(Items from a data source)

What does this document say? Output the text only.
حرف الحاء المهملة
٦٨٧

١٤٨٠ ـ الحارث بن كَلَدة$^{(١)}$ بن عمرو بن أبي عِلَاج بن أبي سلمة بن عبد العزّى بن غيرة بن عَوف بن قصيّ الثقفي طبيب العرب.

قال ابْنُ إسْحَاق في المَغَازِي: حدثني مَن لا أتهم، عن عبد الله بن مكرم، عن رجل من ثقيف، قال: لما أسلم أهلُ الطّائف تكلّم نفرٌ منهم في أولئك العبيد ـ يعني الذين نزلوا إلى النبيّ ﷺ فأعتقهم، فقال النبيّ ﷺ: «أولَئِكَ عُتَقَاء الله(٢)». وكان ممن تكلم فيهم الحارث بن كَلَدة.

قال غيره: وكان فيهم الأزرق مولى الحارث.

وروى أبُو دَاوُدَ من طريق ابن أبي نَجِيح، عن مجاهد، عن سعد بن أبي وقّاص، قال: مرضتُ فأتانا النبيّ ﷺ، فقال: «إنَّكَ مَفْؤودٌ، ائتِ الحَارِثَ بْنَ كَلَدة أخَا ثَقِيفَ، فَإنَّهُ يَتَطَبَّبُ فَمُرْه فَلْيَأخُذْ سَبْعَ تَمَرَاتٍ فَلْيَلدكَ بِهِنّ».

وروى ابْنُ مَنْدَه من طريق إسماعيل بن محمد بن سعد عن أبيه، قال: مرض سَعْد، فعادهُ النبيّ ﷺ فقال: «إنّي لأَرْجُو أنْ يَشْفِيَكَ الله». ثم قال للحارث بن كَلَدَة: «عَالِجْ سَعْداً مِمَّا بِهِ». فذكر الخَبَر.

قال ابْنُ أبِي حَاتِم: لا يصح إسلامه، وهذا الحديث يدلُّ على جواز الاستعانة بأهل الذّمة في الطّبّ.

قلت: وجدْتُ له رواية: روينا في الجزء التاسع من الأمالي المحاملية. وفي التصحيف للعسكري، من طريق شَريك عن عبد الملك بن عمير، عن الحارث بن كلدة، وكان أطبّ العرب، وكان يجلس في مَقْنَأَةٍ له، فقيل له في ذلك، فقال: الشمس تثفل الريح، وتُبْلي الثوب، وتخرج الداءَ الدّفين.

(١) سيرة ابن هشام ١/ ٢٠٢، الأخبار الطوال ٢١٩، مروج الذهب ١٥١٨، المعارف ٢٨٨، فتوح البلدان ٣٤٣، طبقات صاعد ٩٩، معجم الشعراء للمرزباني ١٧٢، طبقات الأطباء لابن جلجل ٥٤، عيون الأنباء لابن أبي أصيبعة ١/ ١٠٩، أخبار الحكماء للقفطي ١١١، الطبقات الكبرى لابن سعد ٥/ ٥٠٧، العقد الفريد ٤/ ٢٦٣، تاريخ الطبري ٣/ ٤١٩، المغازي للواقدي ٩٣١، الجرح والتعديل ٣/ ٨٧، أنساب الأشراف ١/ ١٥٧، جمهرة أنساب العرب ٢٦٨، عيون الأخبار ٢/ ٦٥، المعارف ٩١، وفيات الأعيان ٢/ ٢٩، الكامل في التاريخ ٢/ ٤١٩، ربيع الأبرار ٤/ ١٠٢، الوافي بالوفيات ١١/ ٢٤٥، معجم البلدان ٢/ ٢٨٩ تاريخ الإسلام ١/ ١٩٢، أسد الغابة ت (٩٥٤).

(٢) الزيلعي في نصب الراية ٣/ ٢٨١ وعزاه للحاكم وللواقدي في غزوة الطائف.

...

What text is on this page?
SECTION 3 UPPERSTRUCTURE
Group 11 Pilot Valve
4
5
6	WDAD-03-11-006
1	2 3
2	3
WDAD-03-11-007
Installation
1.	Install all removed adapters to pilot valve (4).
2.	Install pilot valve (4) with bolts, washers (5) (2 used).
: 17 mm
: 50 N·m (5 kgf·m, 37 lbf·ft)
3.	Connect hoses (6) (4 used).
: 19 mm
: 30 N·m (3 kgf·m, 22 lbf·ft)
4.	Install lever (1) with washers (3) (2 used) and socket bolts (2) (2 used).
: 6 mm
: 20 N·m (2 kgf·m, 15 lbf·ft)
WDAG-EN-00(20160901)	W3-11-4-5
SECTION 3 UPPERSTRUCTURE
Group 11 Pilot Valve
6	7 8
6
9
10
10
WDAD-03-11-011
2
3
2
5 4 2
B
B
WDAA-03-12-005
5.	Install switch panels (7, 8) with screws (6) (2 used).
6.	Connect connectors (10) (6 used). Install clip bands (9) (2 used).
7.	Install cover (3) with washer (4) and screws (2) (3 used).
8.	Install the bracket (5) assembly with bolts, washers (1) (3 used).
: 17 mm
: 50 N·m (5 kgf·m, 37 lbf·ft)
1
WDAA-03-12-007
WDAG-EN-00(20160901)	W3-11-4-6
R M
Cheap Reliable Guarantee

* * *

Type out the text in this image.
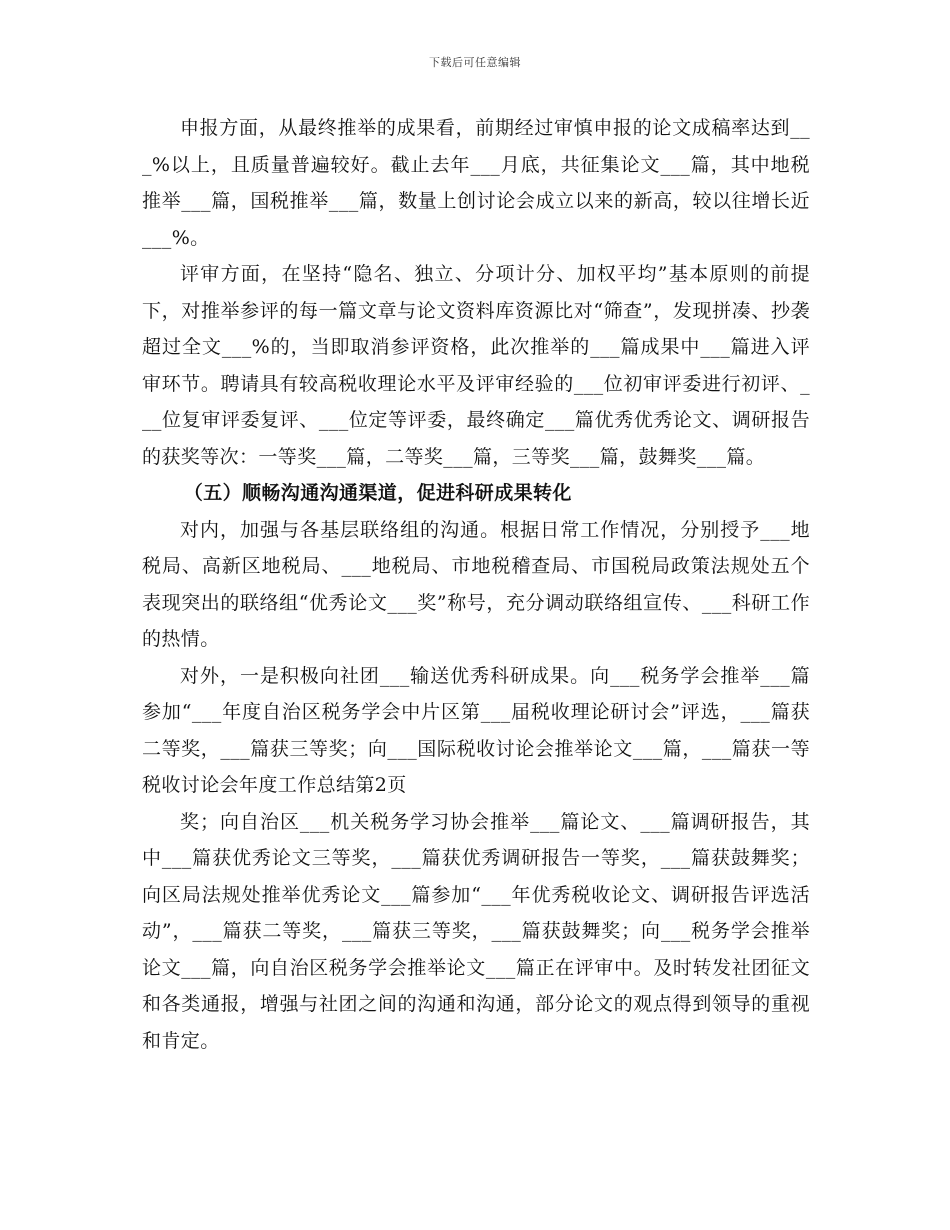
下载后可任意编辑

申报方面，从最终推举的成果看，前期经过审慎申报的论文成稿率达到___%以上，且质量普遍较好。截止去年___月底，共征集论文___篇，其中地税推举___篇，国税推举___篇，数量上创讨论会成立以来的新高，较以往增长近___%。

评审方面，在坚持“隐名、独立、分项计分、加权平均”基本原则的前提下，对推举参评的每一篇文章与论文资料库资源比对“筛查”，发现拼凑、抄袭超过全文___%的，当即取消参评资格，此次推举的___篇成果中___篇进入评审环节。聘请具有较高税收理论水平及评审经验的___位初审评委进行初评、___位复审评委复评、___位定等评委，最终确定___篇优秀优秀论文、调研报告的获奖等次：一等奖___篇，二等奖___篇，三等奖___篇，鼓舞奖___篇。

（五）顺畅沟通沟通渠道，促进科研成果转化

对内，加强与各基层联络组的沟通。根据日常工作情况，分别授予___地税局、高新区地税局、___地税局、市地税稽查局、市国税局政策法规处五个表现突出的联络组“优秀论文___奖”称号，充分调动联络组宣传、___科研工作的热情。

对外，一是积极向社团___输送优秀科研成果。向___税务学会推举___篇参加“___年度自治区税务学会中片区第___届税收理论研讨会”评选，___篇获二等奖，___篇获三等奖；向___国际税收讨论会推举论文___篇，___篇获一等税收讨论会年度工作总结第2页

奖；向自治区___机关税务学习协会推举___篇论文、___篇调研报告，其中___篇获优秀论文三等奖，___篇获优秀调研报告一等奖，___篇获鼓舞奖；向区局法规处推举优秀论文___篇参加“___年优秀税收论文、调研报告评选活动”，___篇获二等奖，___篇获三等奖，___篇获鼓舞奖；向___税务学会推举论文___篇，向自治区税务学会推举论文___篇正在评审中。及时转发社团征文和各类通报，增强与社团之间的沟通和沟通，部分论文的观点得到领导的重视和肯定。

### Stated goal
Identify the lines in the entries that hold "with" and return each one.

### Full answer
2.	Install pilot valve (4) with bolts, washers (5) (2 used).
4.	Install lever (1) with washers (3) (2 used) and socket bolts (2) (2 used).
5.	Install switch panels (7, 8) with screws (6) (2 used).
7.	Install cover (3) with washer (4) and screws (2) (3 used).
8.	Install the bracket (5) assembly with bolts, washers (1) (3 used).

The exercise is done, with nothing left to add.